■ Prompt ■
Return each line containing "logistique".

start

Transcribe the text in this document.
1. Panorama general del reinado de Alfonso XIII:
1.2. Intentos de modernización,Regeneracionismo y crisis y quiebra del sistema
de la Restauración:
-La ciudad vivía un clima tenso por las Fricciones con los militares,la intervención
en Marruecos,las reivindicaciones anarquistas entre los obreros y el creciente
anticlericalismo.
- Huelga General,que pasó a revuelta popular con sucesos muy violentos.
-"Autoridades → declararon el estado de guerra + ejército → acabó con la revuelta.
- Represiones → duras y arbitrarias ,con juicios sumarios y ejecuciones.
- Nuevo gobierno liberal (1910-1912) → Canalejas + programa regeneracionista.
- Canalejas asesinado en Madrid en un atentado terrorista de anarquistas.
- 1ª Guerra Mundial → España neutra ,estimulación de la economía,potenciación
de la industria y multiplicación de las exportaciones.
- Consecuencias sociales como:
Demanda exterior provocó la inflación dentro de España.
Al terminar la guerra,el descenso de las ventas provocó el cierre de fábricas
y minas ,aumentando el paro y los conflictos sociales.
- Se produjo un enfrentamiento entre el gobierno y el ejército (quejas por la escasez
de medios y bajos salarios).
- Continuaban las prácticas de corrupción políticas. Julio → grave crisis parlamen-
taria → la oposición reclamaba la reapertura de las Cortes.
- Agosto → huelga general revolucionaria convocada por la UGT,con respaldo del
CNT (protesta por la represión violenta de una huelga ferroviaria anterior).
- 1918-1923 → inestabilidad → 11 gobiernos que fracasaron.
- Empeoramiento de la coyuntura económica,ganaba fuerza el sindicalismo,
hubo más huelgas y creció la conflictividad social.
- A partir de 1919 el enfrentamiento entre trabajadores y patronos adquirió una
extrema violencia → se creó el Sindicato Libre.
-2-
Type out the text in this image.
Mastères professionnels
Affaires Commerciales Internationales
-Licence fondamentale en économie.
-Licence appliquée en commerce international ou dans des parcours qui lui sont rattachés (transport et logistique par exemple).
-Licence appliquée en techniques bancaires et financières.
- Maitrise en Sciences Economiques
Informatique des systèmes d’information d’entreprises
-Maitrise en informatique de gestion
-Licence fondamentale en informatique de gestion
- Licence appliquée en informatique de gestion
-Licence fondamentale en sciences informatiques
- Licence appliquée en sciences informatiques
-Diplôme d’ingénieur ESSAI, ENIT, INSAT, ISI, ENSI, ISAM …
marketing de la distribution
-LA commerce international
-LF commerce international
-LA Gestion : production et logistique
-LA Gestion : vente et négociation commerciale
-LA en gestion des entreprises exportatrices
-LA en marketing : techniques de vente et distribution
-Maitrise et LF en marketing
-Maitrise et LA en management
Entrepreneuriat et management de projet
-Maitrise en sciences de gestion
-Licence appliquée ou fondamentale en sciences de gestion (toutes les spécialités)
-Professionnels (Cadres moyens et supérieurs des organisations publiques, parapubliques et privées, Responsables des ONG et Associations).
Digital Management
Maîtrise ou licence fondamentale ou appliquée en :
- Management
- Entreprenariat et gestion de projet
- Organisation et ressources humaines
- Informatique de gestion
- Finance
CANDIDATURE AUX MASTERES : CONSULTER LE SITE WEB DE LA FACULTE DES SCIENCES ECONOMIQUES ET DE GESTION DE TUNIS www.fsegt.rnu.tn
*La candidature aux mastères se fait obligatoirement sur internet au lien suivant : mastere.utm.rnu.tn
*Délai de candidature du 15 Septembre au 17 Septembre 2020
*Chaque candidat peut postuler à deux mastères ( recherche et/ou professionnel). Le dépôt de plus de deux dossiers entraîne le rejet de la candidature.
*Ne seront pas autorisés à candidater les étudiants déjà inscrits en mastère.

end

■ Output for this exercise ■
-Licence appliquée en commerce international ou dans des parcours qui lui sont rattachés (transport et logistique par exemple).
-LA Gestion : production et logistique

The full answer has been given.